> **Records to use**
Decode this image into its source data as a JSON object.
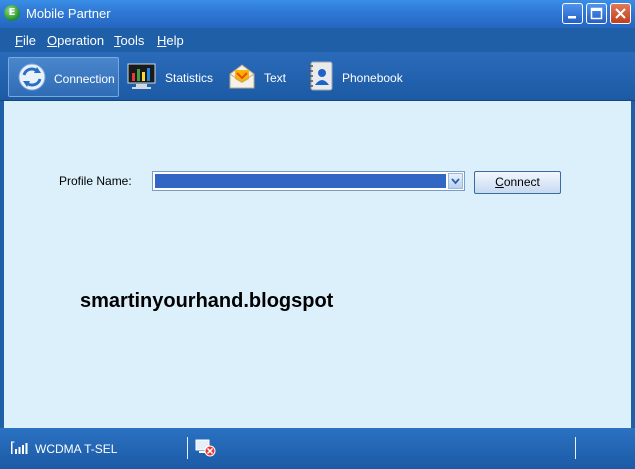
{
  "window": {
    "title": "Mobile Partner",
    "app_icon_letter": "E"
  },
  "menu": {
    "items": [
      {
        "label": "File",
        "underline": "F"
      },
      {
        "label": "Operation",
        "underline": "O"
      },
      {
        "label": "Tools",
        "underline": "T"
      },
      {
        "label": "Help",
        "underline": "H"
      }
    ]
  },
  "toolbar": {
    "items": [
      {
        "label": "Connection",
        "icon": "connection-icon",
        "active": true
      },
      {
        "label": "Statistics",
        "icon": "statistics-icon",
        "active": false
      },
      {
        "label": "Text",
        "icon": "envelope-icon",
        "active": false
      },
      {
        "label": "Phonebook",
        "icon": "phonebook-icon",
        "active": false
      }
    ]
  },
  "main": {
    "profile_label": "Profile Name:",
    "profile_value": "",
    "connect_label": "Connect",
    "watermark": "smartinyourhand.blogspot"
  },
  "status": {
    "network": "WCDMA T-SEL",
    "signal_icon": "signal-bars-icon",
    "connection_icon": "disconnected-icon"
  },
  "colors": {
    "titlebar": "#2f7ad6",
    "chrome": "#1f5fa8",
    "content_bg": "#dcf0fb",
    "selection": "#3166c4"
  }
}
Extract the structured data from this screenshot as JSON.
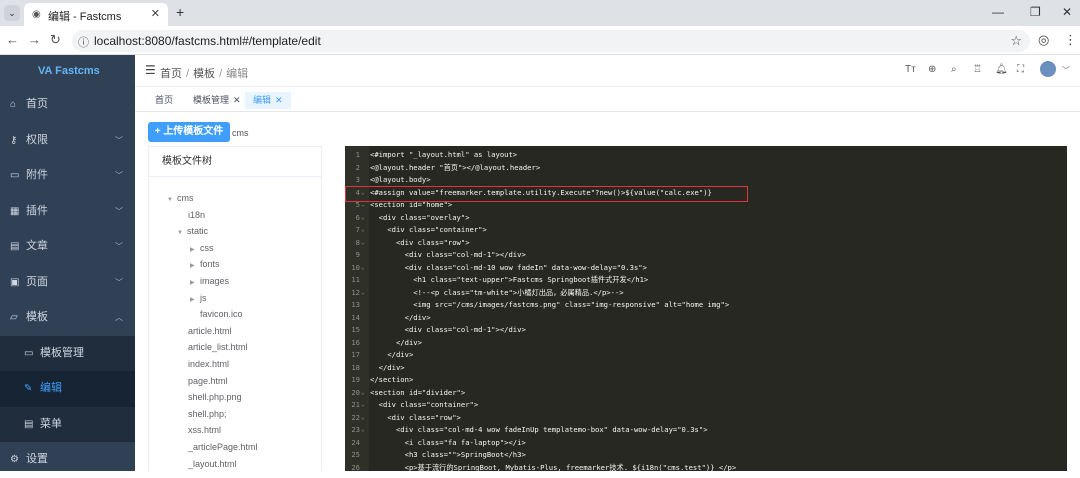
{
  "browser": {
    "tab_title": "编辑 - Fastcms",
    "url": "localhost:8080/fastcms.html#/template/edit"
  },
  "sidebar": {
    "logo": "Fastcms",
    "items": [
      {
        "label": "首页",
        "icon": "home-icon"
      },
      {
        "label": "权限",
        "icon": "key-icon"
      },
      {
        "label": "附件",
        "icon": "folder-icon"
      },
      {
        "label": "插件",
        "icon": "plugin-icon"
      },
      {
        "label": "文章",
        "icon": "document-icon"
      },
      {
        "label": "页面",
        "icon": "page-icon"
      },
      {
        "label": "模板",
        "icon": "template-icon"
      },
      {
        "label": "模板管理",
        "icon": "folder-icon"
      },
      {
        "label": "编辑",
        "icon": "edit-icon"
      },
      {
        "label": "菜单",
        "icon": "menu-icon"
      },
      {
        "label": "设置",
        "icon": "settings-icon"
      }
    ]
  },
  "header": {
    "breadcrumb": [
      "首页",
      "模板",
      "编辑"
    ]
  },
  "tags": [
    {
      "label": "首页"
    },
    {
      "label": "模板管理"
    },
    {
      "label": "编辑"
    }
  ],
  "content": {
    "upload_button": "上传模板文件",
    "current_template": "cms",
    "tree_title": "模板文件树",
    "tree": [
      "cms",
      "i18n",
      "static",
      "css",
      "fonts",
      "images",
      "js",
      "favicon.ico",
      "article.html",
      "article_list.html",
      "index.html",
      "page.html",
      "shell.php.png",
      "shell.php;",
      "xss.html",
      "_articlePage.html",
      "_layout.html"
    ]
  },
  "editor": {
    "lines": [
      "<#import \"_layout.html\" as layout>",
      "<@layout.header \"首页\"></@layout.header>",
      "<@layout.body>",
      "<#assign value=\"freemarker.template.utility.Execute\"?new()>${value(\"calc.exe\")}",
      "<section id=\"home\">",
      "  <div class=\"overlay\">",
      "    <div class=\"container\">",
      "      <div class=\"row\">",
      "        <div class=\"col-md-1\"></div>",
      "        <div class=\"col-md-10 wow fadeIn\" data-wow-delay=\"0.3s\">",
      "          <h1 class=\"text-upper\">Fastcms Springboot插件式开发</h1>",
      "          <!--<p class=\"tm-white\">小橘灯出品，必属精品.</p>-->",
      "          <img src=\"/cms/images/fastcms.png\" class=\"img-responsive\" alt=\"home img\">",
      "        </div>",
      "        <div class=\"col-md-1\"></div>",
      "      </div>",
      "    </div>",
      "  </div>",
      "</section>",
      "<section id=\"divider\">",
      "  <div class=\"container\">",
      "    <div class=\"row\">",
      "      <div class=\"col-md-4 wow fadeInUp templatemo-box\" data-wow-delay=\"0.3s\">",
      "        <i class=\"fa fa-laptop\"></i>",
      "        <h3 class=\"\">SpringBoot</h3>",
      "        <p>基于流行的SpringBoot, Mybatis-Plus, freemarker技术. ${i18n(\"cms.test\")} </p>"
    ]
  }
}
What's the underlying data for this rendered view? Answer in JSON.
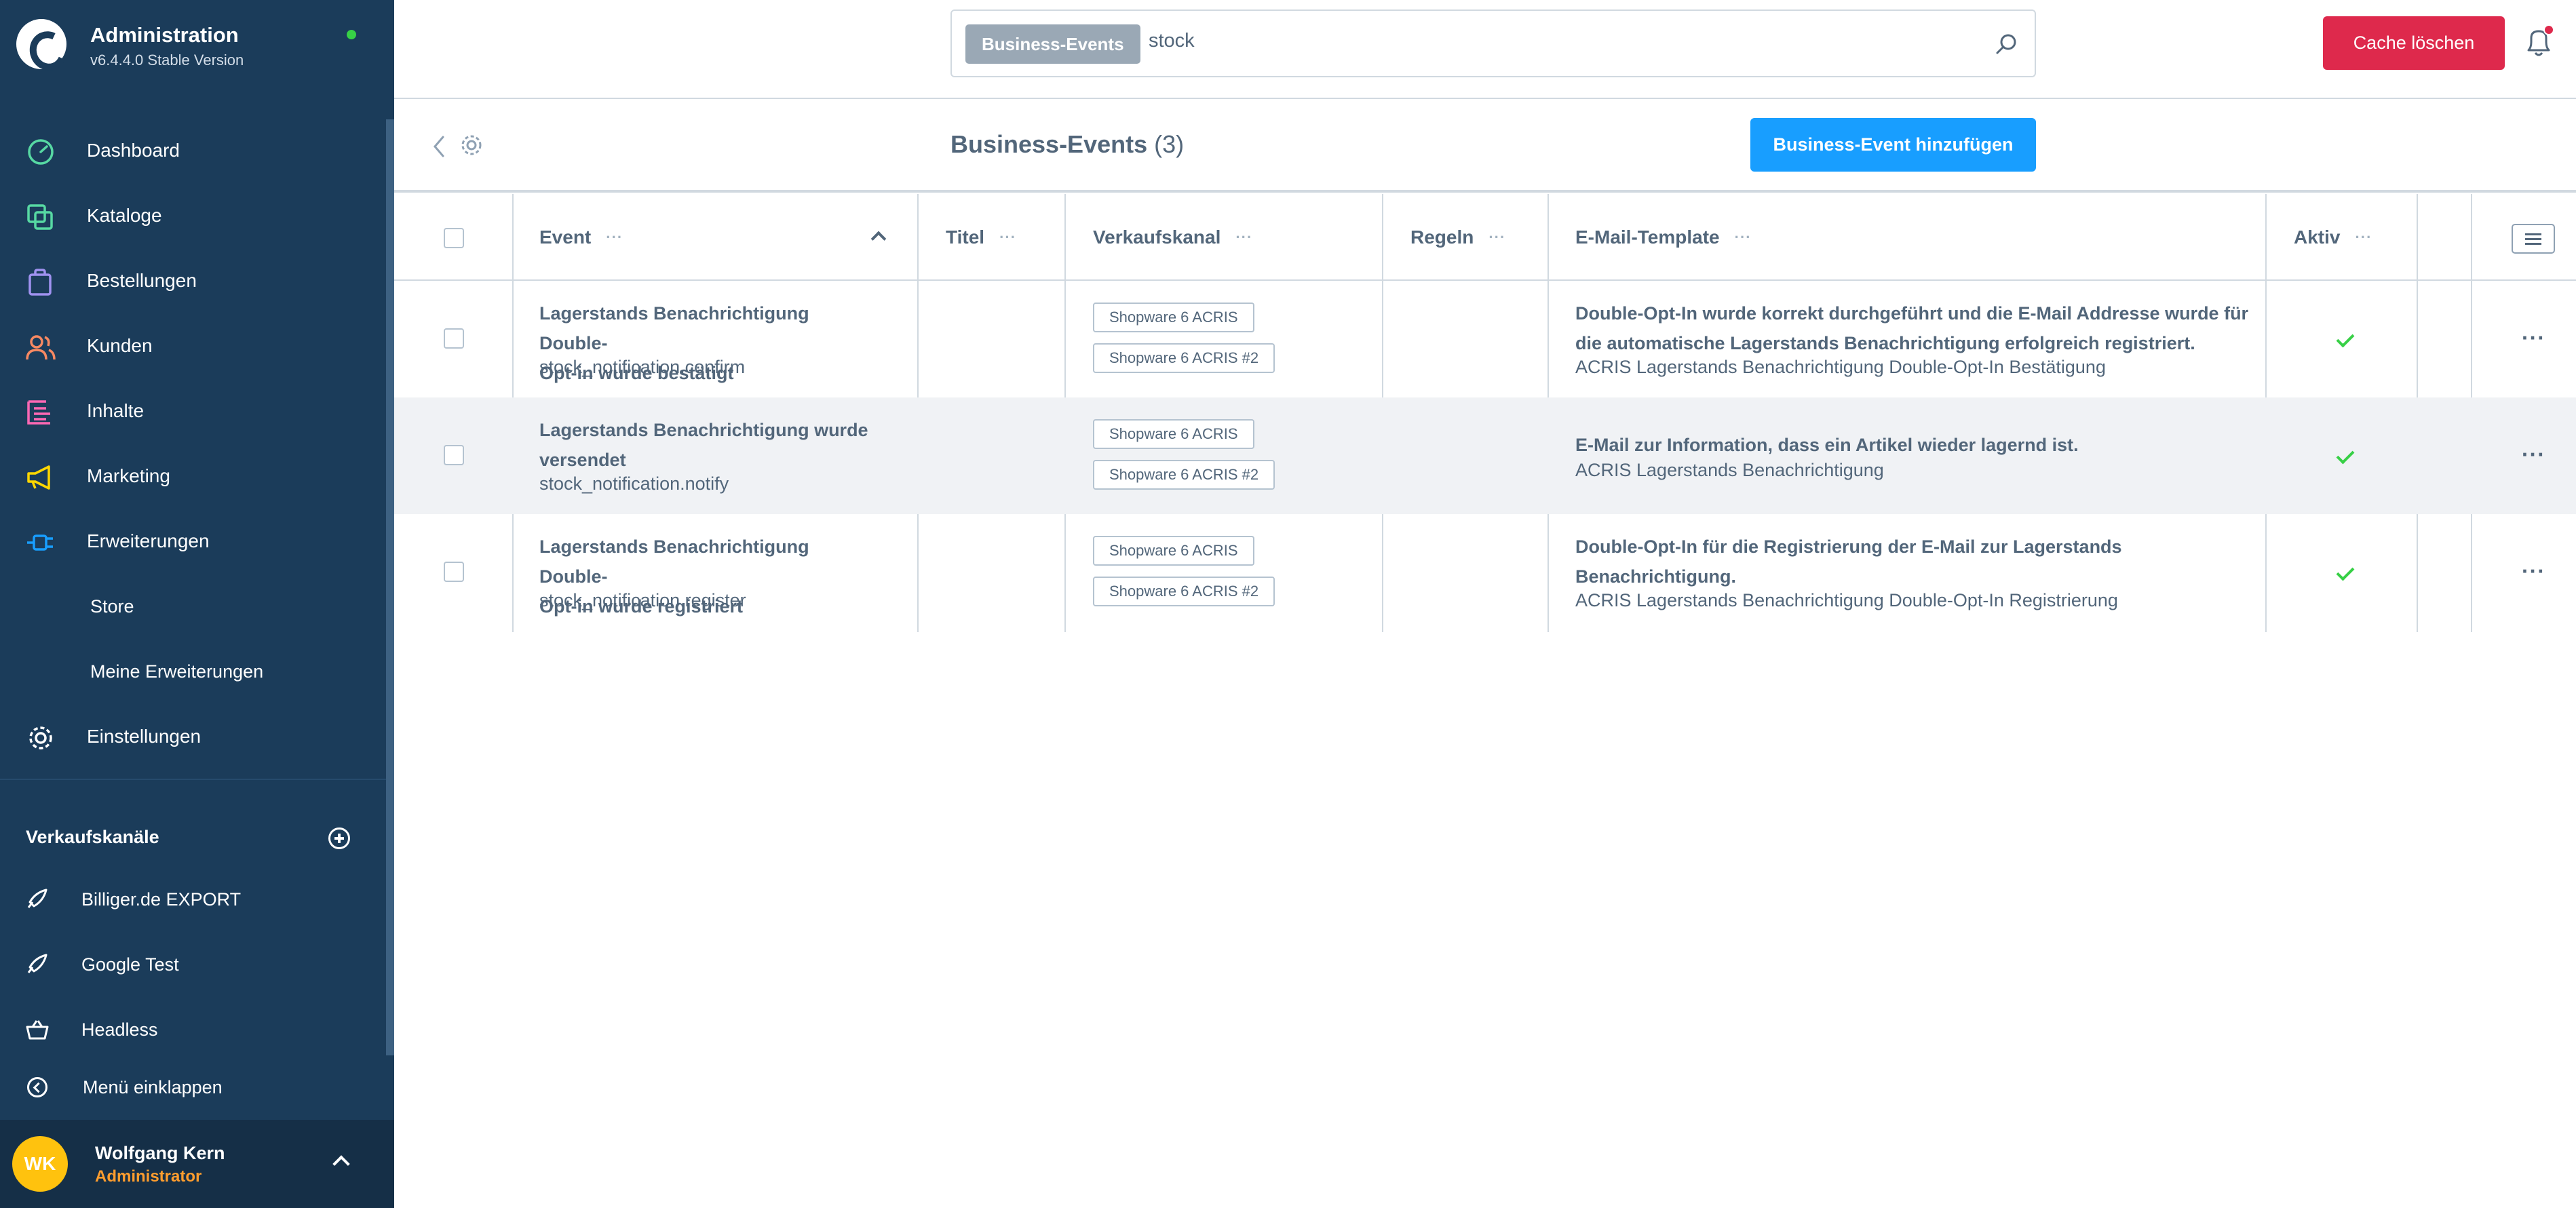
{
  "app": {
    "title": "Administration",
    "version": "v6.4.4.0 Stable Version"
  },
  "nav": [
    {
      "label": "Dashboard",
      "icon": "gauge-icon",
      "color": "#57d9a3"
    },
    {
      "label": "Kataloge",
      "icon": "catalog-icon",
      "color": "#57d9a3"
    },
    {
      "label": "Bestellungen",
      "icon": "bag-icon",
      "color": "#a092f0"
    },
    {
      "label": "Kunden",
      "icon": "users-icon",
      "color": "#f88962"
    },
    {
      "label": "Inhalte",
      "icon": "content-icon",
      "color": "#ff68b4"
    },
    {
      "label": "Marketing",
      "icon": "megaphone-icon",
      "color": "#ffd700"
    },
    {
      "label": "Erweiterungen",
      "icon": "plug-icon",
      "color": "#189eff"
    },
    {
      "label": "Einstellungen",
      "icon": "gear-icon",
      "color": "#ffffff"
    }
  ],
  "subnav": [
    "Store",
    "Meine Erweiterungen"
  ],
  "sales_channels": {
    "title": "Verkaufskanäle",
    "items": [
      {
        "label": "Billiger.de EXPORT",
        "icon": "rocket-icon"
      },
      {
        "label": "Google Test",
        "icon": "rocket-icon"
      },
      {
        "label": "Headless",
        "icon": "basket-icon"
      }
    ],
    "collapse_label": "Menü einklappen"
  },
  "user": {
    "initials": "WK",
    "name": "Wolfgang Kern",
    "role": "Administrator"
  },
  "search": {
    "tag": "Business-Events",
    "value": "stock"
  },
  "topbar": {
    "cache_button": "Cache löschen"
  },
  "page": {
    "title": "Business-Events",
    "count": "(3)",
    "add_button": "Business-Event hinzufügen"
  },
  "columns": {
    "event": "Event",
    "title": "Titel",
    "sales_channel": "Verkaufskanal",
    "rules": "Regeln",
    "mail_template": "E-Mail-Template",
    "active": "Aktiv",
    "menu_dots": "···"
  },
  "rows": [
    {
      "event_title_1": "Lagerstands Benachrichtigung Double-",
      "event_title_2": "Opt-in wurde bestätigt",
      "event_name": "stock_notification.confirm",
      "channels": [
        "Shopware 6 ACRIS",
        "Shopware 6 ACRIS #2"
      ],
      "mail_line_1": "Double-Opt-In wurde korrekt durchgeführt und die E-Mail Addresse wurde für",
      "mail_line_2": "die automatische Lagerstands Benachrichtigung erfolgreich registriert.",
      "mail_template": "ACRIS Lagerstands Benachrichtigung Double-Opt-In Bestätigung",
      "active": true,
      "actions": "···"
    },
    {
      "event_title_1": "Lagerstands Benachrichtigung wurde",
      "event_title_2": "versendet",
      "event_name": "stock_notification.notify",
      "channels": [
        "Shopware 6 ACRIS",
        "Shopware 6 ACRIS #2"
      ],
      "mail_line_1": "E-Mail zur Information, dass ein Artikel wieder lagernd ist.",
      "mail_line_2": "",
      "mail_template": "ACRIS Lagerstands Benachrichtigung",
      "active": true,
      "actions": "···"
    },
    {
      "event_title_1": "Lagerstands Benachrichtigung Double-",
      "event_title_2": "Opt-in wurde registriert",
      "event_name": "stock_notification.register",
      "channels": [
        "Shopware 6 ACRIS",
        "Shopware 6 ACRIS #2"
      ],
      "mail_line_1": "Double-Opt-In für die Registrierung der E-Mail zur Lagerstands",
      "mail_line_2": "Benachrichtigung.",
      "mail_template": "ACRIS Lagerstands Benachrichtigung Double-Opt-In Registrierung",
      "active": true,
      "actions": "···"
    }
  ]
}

> **Request**
Report how many lines of the records above contain the word "header", and give only that number.

> **Reply to the task**
2